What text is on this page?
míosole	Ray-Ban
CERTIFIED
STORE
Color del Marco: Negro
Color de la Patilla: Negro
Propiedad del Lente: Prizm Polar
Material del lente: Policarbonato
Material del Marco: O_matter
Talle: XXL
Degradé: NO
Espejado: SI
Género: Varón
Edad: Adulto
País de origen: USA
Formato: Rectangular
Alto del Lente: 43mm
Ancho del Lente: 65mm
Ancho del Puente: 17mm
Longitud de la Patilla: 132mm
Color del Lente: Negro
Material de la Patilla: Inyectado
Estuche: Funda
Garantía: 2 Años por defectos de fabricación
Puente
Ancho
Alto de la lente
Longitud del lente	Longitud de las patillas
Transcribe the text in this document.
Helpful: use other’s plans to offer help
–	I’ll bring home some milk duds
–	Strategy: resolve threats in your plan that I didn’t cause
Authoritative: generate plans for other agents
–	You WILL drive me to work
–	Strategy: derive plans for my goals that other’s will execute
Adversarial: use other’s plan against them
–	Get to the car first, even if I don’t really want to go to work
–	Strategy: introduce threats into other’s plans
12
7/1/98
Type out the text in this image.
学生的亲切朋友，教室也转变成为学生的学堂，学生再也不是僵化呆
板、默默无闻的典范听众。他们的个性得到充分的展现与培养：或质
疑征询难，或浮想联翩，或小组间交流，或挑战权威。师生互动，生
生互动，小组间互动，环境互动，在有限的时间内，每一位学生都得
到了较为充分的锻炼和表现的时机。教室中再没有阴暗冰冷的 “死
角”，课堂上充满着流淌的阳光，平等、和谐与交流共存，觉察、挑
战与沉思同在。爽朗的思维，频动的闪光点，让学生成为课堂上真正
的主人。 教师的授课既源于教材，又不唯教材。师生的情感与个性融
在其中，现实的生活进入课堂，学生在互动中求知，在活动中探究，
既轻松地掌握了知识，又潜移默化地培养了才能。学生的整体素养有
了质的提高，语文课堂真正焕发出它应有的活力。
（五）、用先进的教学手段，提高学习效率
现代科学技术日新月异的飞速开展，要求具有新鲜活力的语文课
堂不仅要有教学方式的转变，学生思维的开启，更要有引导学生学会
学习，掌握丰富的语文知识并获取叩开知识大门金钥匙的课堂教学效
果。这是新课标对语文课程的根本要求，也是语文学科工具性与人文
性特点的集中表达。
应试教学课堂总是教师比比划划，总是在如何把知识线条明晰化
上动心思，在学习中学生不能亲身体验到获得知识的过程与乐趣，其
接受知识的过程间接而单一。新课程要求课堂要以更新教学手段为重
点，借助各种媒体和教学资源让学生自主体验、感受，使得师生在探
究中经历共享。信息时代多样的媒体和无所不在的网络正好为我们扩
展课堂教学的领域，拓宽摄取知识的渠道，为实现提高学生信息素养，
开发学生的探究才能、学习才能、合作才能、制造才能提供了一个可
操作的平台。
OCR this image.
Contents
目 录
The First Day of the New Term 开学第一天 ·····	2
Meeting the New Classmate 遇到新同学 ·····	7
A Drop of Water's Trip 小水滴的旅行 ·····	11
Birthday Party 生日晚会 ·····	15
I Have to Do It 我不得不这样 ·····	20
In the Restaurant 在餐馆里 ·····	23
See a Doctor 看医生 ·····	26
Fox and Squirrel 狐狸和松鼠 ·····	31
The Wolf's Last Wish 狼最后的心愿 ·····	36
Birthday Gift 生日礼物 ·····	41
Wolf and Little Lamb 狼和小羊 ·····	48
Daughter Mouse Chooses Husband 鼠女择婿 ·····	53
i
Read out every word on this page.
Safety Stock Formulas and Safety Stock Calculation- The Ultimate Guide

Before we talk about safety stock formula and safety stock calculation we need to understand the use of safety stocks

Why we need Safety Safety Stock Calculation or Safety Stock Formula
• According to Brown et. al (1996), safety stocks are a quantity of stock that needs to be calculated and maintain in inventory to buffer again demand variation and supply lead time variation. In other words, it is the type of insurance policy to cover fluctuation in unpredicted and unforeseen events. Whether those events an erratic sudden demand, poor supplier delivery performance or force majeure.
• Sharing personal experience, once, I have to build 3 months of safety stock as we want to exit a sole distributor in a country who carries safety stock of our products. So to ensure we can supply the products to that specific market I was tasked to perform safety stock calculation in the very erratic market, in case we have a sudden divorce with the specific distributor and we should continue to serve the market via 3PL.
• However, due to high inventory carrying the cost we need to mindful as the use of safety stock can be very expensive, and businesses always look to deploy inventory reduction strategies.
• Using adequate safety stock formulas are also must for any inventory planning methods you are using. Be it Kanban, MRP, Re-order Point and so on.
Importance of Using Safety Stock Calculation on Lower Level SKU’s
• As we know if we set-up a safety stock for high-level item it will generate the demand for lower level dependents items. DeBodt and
++++++
Extract all lines from the material above that include the word "Wolf".

The Wolf's Last Wish 狼最后的心愿 ·····	36
Wolf and Little Lamb 狼和小羊 ·····	48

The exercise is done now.